Problem description — Collect each line containing "content".
*** Supplied material
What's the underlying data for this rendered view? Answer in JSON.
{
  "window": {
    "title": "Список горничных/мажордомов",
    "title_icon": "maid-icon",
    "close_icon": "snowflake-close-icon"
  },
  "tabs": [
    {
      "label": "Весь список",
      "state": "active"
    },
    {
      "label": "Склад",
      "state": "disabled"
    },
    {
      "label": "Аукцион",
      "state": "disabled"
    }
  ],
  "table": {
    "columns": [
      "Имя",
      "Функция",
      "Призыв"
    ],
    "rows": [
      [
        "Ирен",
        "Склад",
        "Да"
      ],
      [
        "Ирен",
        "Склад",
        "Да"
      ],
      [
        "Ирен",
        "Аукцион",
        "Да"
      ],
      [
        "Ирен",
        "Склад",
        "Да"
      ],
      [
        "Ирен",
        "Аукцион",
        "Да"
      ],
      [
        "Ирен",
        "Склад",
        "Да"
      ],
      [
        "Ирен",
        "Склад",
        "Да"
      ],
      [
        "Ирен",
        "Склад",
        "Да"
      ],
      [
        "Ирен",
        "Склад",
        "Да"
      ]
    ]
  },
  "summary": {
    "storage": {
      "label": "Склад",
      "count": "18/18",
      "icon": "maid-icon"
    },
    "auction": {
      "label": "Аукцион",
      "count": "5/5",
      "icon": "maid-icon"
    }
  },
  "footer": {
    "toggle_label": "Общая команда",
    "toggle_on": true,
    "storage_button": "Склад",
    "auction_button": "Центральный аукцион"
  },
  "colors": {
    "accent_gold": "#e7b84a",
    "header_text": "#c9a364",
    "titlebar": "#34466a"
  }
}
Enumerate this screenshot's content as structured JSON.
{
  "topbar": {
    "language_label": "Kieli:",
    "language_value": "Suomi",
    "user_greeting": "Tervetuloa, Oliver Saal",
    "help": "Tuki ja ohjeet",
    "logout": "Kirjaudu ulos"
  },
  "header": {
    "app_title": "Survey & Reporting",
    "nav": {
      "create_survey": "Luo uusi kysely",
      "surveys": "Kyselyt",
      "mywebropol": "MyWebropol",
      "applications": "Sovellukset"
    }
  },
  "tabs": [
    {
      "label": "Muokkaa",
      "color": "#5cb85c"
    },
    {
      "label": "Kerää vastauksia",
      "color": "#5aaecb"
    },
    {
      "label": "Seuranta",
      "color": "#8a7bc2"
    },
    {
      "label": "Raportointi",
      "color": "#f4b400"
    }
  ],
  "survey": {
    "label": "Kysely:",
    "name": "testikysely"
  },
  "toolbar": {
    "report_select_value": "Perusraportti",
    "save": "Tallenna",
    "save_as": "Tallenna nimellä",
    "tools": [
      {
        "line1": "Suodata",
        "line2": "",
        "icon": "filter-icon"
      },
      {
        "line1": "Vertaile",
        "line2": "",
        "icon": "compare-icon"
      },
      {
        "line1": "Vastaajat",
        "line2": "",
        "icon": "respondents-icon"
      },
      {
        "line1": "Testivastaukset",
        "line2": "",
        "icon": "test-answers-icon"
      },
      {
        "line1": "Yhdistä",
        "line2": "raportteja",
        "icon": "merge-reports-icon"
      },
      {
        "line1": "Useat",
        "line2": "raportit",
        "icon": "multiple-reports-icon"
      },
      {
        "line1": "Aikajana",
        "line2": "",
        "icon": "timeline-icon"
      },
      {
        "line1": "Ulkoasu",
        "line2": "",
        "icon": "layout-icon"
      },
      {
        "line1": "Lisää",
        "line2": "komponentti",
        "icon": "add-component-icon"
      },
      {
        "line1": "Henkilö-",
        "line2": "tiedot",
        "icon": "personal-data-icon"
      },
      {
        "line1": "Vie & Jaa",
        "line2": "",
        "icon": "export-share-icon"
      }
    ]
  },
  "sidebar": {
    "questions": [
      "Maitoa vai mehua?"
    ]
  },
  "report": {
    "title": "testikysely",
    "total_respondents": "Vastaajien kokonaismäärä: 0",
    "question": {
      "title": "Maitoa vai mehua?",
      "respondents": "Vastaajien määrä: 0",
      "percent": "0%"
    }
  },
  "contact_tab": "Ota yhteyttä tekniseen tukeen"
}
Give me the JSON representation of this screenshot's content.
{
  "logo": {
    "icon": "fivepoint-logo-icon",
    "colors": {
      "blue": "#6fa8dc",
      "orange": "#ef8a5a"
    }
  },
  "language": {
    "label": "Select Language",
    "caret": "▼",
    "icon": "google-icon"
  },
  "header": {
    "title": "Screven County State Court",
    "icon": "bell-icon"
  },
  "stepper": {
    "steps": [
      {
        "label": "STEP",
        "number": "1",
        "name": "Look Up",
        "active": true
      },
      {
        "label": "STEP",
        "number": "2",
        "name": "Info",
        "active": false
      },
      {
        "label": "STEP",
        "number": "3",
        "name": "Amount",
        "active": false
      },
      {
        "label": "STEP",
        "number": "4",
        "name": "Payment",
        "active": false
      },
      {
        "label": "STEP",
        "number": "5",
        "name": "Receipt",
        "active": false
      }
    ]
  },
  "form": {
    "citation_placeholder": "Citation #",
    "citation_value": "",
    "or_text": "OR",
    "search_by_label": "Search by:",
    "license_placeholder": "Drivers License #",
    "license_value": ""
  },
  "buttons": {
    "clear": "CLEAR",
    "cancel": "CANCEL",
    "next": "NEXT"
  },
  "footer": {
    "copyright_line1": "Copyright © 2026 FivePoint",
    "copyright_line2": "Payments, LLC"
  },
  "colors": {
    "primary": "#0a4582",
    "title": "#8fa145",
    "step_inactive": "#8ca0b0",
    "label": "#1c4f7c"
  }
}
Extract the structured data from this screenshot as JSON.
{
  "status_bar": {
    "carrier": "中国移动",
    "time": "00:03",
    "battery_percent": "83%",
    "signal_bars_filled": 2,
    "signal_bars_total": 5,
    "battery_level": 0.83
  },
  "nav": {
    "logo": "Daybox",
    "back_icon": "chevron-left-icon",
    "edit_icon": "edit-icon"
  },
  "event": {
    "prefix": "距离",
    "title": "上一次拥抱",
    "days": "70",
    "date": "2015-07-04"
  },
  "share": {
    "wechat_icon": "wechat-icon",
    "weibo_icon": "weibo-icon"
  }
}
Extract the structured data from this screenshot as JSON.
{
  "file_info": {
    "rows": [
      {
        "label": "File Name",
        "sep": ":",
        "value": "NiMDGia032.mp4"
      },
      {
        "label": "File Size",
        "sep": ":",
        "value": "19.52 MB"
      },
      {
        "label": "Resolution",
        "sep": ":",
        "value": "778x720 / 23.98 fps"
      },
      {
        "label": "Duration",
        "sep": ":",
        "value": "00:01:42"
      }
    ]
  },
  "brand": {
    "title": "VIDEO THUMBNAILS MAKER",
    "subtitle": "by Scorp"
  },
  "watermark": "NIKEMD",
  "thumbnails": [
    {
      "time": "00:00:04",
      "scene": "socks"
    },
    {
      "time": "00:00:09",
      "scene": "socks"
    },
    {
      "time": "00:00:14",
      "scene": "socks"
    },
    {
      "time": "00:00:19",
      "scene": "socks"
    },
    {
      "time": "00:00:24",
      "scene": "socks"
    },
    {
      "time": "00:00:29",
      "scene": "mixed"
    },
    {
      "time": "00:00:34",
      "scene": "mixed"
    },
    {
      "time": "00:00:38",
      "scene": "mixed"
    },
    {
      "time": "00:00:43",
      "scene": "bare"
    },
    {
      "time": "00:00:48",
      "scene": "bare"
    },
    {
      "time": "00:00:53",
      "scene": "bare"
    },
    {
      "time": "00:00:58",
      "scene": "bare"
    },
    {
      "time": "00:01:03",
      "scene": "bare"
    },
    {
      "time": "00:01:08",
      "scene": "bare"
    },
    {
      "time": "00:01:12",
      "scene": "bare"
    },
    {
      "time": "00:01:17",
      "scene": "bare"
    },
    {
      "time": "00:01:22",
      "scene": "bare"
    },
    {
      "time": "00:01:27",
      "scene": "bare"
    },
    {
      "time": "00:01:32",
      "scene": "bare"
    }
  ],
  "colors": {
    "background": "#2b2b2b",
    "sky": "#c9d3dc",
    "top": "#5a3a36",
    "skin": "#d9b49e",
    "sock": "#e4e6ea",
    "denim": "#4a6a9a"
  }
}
******
Exercise solution —
Enumerate this screenshot's content as structured JSON.
Give me the JSON representation of this screenshot's content.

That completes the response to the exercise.